▶ _Your task_
Wherever "machen" appears in a line, copy that line.

===== Raw records =====

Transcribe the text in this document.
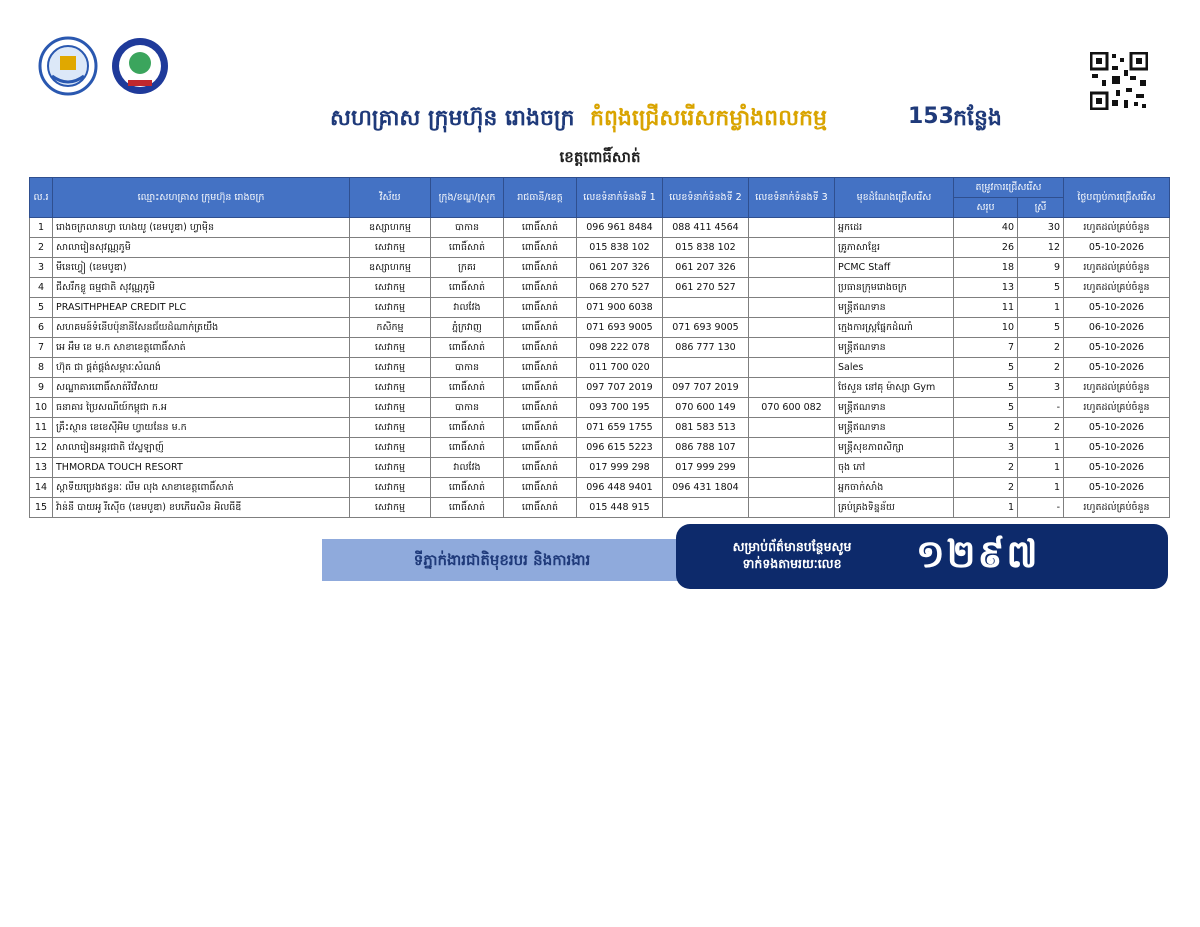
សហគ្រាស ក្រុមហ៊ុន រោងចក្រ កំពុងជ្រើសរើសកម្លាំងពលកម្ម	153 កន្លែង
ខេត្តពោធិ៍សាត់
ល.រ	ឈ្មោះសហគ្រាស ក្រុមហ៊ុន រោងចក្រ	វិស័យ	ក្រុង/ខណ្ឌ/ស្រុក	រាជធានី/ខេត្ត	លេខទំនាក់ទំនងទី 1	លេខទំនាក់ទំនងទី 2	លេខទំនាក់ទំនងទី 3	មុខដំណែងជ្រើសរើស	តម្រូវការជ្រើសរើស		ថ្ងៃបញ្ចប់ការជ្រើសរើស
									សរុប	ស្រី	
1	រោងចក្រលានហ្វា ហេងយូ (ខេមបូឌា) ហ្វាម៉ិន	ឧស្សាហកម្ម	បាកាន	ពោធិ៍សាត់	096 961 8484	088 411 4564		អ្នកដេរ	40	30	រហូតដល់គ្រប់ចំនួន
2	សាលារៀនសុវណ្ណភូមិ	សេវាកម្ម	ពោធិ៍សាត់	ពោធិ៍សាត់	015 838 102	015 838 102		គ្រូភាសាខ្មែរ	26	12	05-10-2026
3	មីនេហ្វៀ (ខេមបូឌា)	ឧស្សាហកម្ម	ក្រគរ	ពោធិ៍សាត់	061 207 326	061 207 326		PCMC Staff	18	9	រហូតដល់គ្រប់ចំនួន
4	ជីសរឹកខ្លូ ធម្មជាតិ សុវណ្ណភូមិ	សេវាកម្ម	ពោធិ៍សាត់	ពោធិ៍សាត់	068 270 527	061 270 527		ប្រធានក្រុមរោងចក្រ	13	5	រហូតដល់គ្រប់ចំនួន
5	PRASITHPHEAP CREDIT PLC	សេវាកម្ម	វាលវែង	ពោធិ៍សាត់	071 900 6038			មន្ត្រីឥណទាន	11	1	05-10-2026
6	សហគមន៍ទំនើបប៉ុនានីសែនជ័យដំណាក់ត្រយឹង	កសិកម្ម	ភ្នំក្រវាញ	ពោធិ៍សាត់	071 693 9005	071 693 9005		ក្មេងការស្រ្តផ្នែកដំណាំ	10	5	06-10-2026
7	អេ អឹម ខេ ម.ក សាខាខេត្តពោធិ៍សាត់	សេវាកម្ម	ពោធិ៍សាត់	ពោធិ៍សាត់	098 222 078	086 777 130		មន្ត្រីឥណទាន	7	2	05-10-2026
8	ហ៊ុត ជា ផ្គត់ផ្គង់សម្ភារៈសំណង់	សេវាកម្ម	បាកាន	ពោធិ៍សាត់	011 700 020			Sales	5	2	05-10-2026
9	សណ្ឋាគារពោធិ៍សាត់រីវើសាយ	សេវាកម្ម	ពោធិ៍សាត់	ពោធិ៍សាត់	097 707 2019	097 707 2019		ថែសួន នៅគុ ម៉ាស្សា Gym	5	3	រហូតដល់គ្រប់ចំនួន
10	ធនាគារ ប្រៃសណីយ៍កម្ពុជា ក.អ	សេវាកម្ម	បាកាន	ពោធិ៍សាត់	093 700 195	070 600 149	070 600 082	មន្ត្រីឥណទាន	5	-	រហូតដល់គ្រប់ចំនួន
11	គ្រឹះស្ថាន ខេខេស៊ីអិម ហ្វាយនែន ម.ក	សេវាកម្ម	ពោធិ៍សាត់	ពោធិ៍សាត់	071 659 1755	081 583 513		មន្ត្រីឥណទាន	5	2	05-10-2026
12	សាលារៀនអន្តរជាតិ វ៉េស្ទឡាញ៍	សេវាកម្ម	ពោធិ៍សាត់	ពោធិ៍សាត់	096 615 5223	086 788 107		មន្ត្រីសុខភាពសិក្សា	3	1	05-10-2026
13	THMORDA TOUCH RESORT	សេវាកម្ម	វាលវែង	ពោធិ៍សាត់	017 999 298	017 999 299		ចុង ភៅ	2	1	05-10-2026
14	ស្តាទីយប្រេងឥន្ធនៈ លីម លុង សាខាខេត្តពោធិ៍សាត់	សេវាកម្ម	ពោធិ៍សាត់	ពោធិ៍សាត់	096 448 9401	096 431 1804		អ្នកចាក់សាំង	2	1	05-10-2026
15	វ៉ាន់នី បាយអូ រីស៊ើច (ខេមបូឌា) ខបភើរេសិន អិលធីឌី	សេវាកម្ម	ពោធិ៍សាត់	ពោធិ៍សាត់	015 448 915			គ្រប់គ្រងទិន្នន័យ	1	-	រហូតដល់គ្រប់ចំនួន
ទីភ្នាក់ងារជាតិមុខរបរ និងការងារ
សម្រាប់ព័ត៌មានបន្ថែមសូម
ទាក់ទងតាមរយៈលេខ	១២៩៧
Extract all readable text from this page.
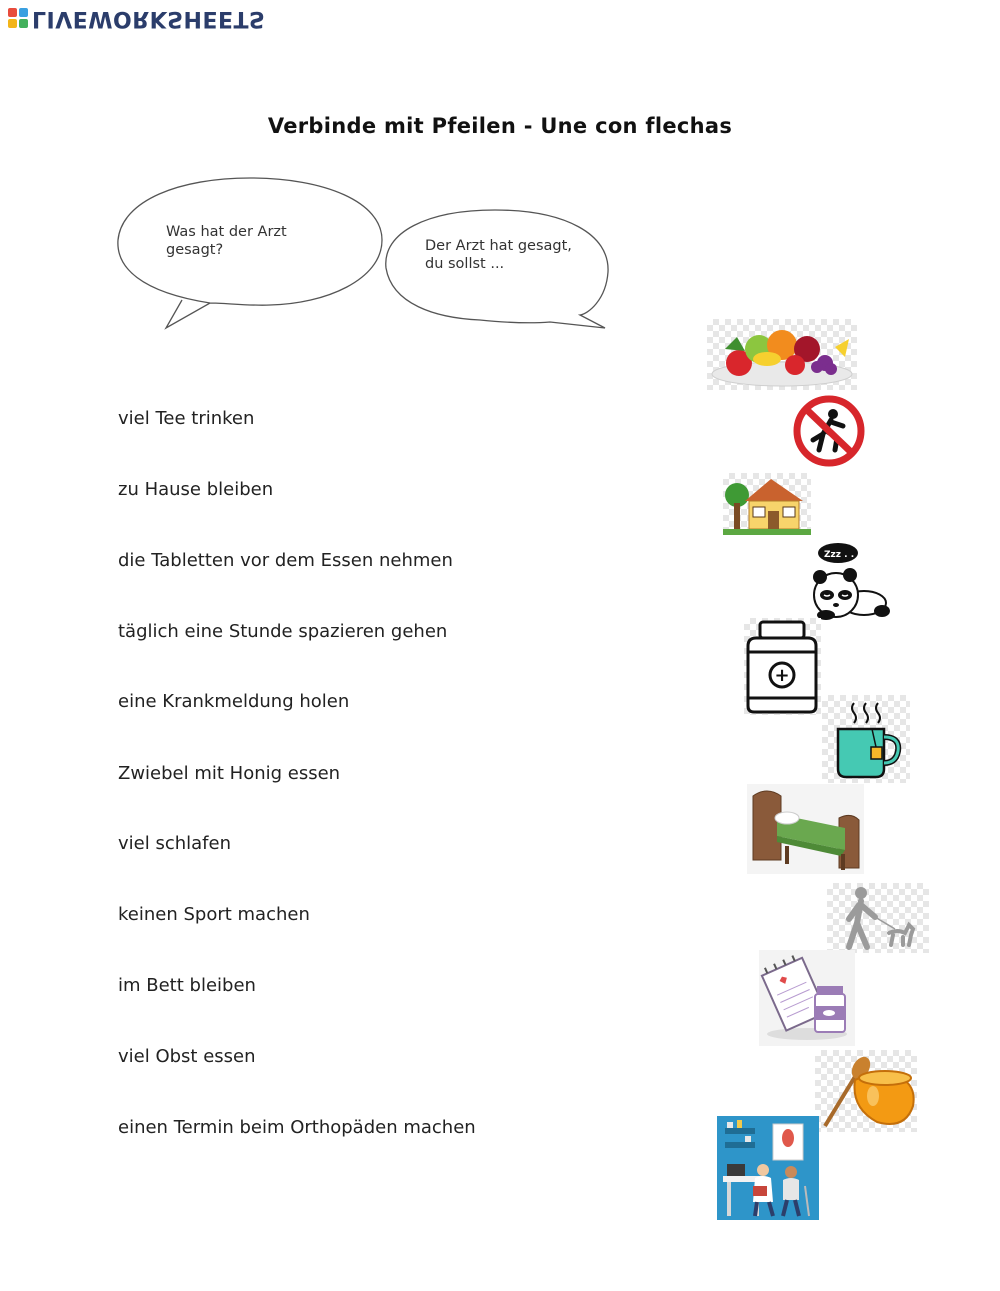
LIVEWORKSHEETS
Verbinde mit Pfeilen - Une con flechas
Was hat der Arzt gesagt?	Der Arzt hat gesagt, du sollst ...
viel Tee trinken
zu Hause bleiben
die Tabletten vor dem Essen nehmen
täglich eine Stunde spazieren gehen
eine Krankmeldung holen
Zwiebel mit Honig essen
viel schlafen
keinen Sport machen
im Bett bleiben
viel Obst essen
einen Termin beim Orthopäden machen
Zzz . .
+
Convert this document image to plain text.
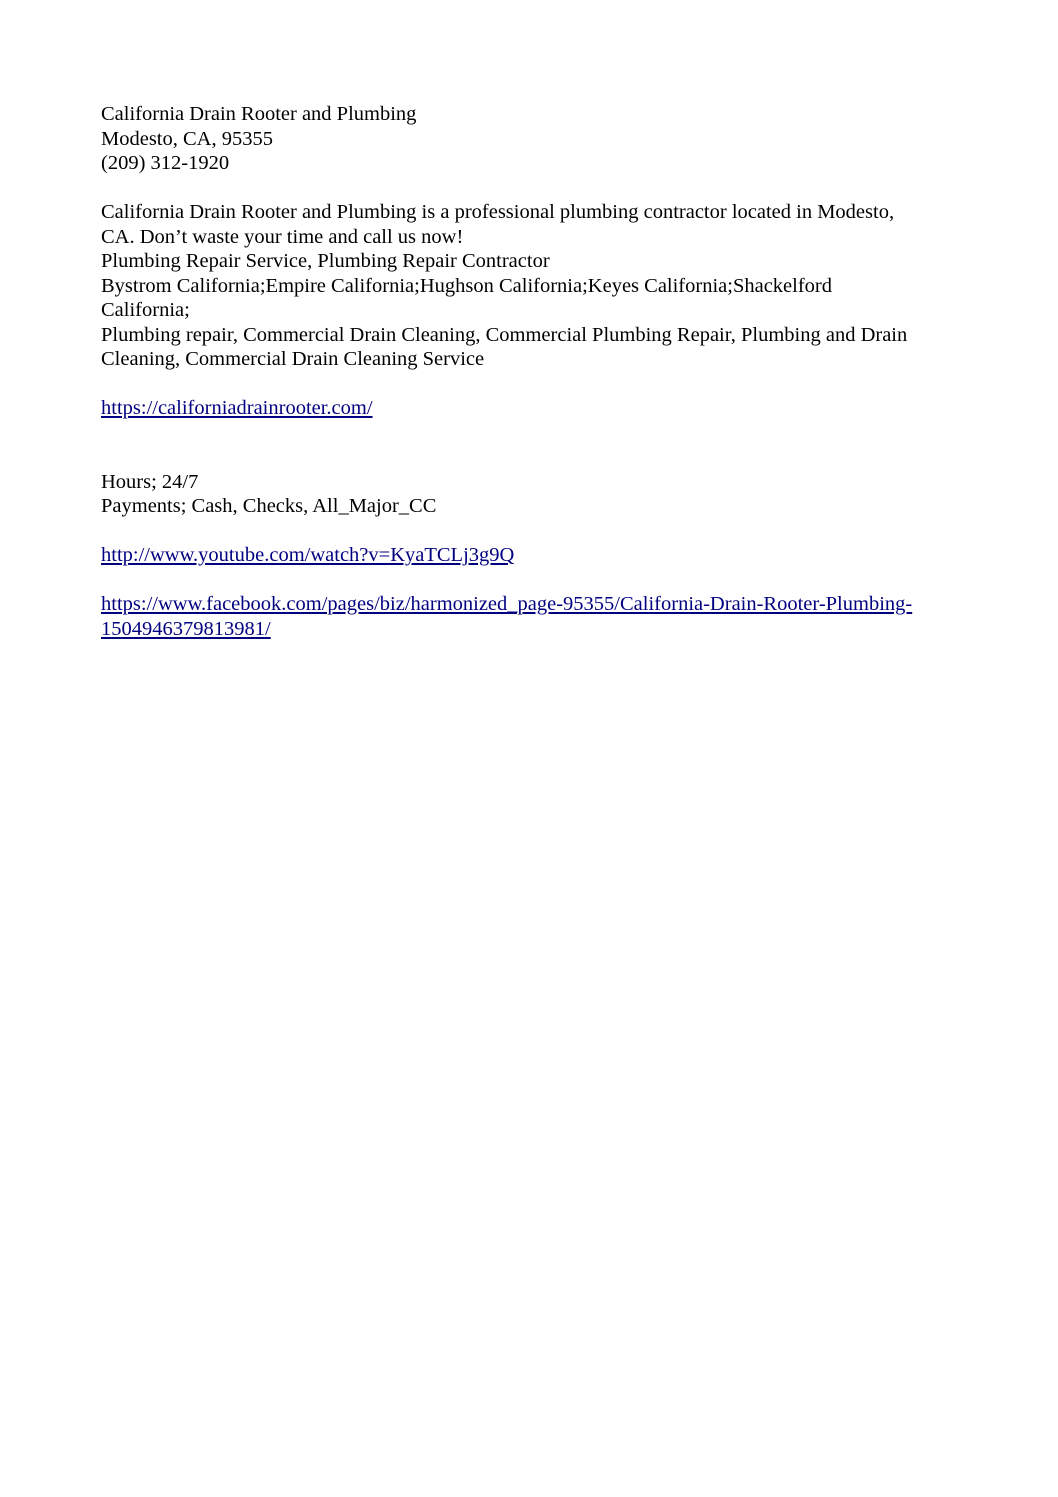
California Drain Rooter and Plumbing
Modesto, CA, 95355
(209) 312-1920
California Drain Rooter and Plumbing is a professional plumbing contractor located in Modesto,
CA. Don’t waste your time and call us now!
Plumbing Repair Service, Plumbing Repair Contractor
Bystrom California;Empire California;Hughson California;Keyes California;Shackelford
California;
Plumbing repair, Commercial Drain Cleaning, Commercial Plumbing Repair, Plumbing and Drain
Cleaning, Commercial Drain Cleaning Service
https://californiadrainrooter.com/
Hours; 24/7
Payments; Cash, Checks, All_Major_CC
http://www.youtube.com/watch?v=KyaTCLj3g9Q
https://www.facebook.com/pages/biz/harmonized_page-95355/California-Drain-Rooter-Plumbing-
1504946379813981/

=====

▶ _Result of this exercise_
keinen Sport machen
einen Termin beim Orthopäden machen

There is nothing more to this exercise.